## What to do:
Of all the lines in this data, how many include "Figure"? Respond with the number only.

## Records to use:
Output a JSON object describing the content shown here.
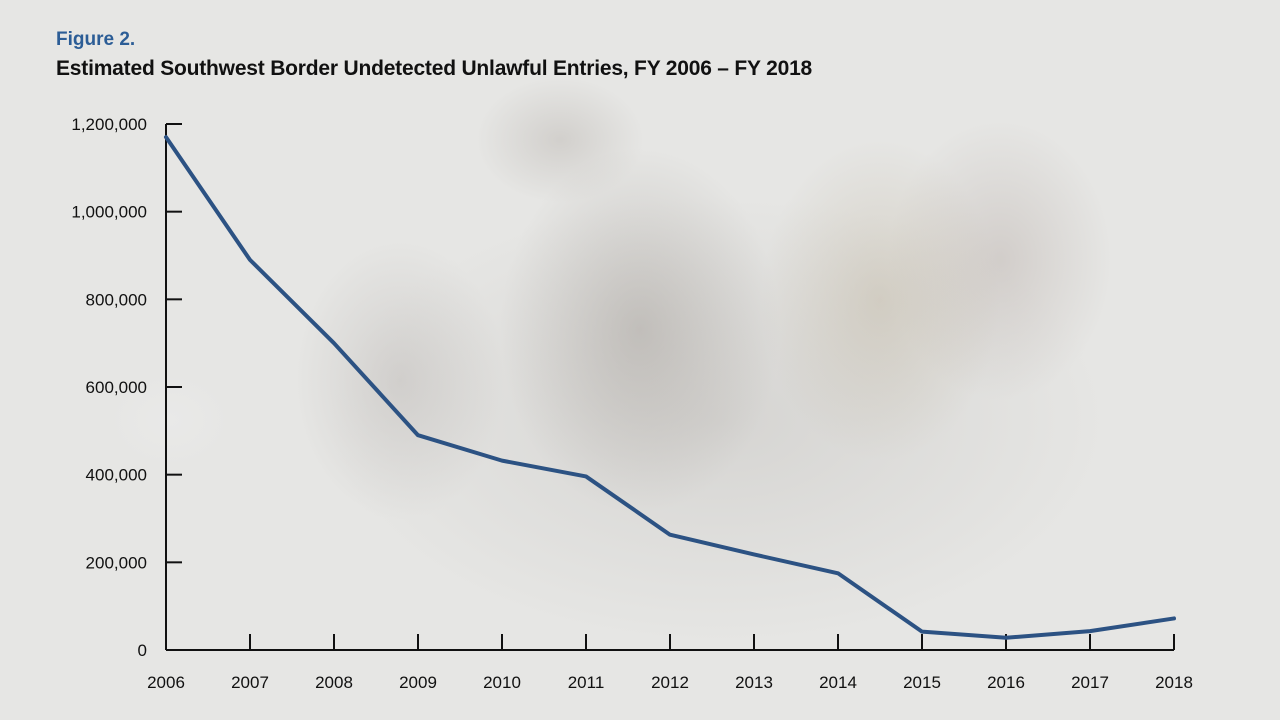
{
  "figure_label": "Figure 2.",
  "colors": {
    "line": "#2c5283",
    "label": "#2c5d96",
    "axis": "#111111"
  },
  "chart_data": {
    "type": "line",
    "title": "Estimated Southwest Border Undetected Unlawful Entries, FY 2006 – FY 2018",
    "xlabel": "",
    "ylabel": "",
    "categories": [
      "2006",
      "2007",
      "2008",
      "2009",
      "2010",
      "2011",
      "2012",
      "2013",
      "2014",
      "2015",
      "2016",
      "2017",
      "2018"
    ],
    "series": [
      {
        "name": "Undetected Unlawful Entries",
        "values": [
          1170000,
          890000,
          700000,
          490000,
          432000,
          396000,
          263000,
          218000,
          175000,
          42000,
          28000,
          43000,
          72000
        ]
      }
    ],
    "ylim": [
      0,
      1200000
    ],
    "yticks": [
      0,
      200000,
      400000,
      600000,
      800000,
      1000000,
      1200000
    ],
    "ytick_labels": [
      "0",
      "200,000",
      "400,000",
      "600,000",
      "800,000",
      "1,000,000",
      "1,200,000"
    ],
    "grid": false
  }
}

==

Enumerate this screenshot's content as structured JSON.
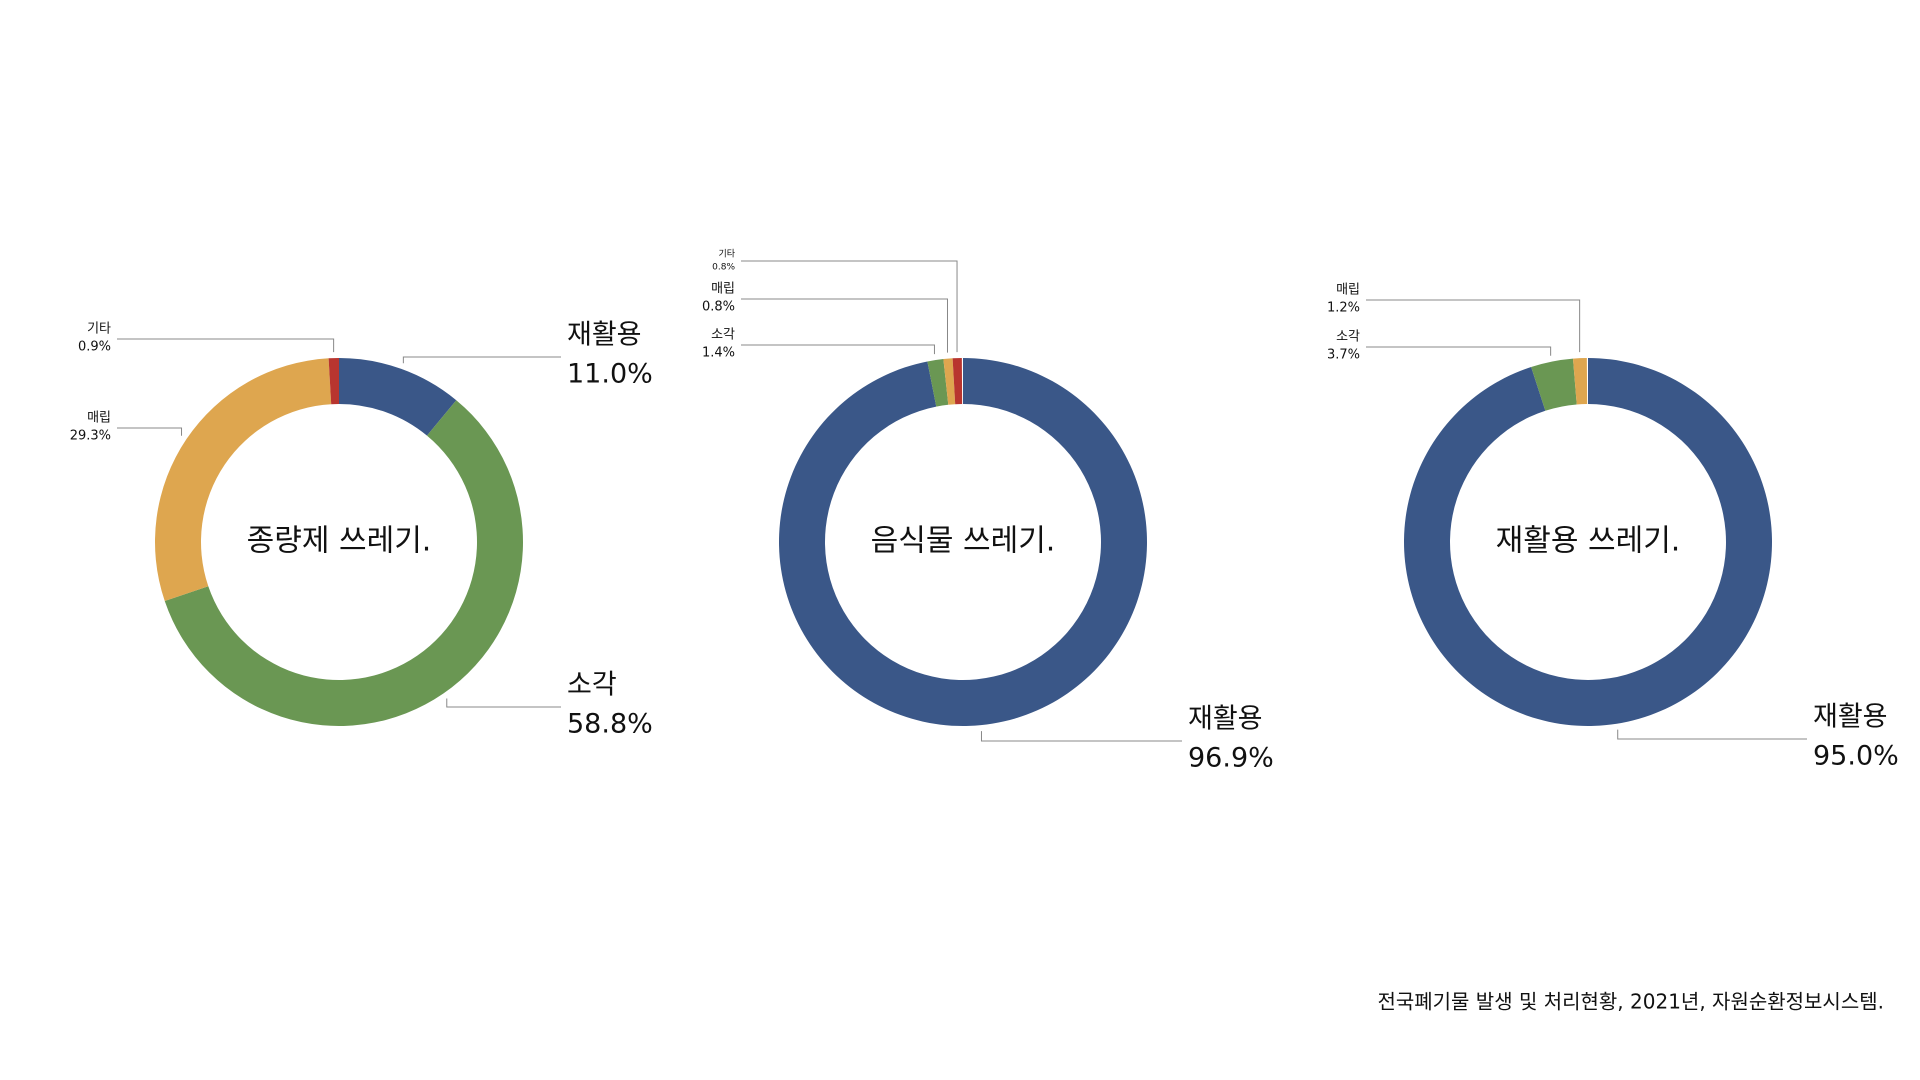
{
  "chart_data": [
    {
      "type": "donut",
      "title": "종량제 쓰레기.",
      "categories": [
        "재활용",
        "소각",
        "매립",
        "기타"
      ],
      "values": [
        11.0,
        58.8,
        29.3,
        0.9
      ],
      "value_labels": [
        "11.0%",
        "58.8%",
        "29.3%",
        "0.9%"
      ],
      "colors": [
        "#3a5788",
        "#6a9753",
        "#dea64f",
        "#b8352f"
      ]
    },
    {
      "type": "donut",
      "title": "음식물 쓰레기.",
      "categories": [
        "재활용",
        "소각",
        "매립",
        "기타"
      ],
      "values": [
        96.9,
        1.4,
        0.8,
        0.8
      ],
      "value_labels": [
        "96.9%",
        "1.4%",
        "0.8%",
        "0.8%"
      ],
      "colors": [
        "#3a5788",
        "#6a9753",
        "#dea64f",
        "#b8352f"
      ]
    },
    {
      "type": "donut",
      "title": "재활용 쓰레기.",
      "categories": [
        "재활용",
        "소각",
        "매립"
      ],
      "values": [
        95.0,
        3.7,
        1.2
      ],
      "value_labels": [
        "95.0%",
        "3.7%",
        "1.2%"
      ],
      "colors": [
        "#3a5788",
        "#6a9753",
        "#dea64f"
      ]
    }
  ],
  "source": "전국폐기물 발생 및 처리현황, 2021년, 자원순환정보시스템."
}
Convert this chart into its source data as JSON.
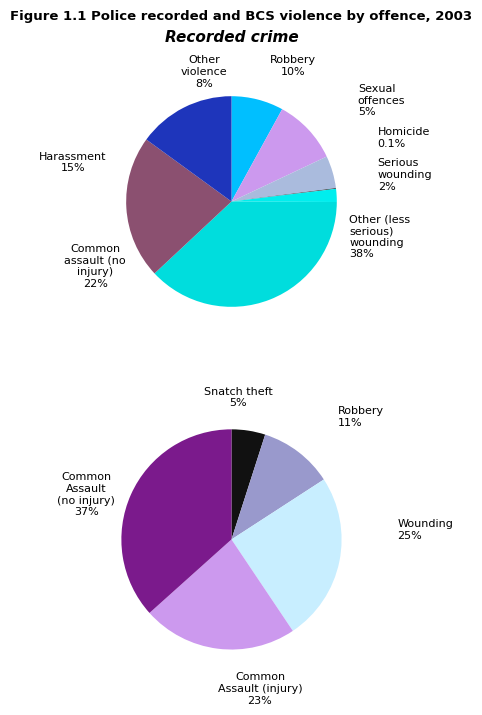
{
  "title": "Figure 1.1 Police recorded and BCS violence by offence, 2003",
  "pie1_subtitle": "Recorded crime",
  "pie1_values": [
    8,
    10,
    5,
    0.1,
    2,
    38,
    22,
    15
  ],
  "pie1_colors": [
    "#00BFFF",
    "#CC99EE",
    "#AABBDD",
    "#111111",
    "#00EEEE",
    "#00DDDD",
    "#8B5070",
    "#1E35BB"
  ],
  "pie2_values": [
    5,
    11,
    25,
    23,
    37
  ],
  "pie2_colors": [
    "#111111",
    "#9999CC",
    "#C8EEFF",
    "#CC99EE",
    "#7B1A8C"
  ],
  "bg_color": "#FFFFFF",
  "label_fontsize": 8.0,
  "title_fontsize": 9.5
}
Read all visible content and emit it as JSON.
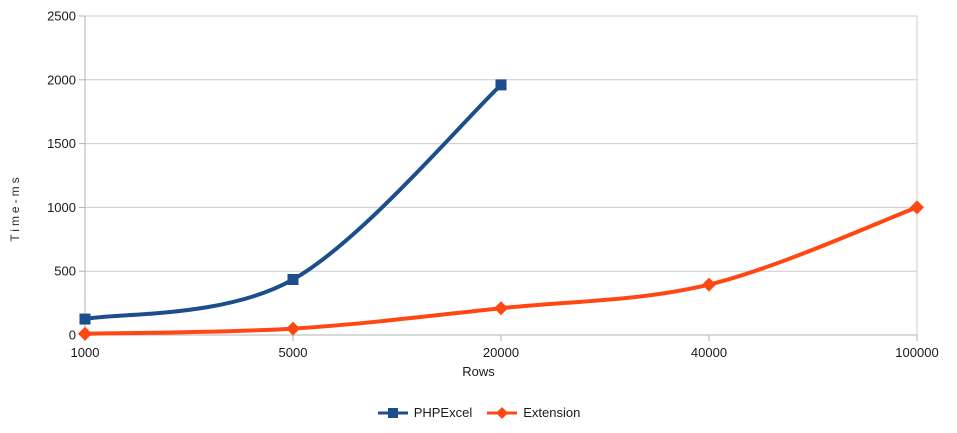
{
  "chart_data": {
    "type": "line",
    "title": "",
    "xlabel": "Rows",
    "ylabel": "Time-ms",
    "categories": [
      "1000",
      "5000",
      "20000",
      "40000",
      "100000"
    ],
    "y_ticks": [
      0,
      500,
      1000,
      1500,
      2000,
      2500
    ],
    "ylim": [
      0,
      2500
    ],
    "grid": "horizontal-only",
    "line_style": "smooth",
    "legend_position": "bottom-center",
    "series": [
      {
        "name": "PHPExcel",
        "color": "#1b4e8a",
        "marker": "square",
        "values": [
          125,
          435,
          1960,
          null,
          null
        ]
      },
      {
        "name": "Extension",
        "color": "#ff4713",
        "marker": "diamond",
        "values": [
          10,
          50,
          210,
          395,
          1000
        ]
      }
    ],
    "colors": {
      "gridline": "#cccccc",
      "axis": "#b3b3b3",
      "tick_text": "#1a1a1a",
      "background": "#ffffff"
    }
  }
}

...

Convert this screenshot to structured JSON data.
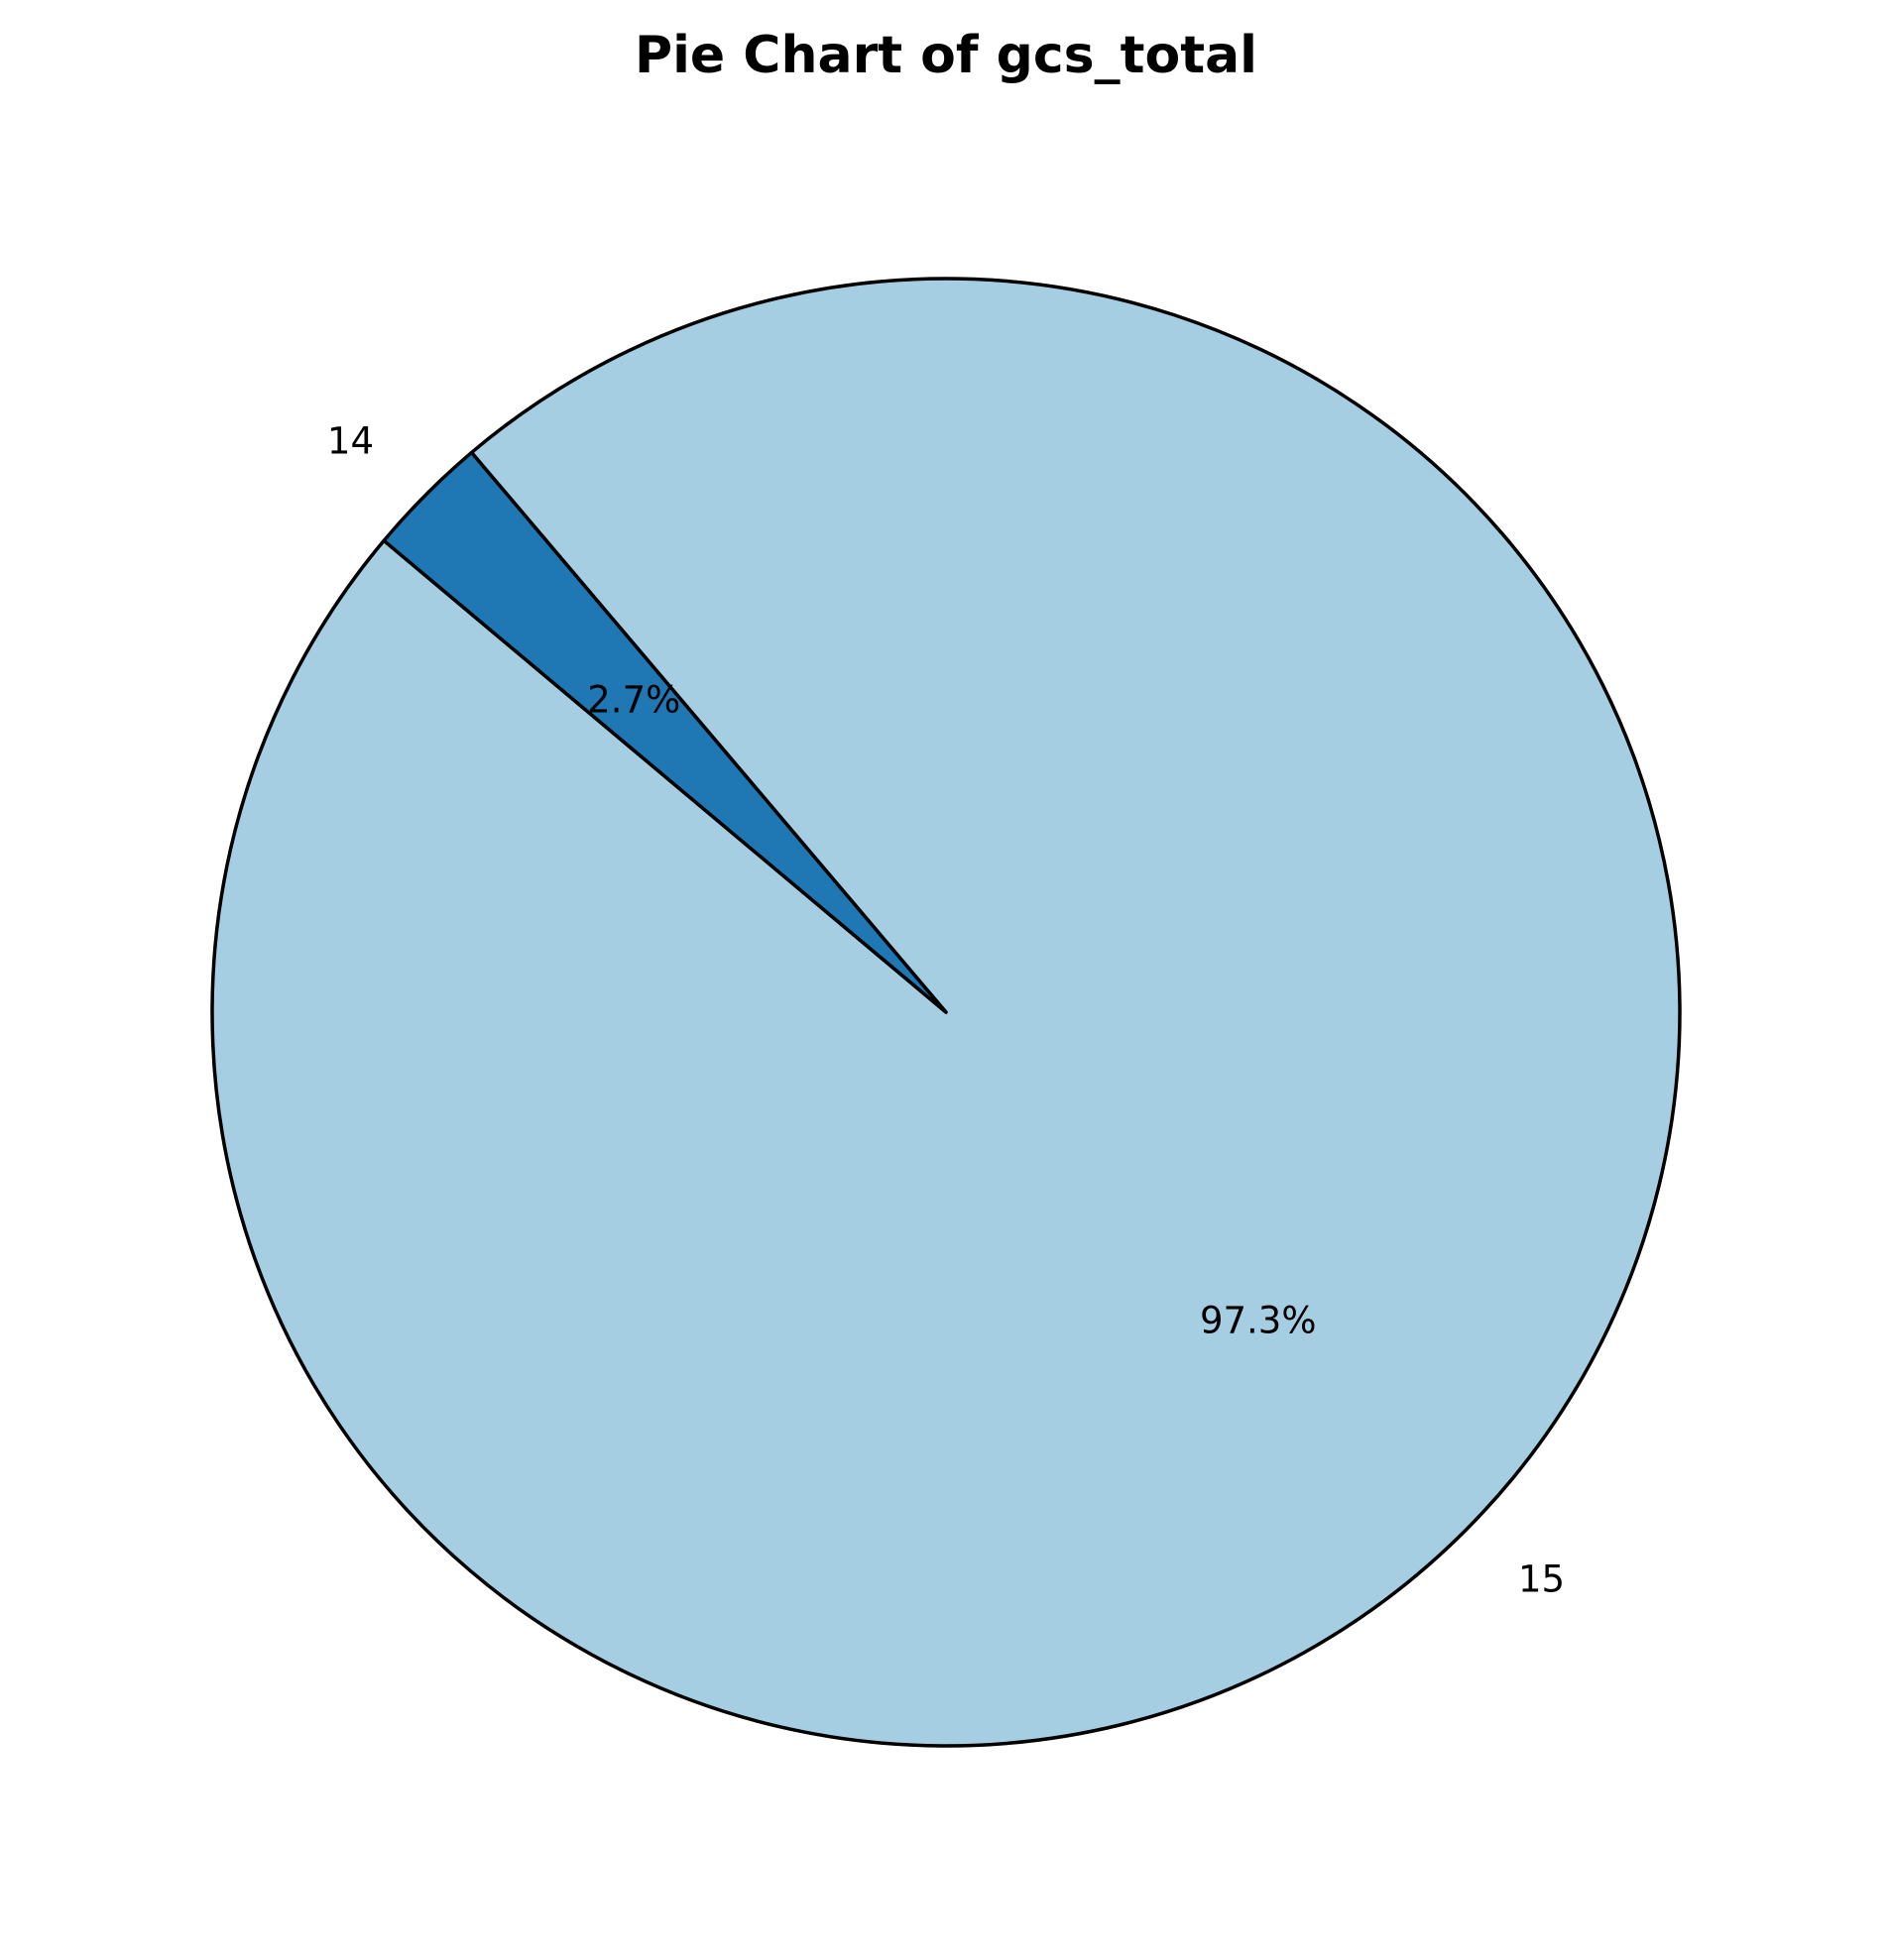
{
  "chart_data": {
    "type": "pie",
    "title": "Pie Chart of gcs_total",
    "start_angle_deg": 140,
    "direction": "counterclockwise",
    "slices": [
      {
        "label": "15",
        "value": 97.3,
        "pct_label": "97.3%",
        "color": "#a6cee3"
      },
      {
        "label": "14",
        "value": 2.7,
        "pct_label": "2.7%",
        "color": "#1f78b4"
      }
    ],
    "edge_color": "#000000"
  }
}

## Finished exercise:
2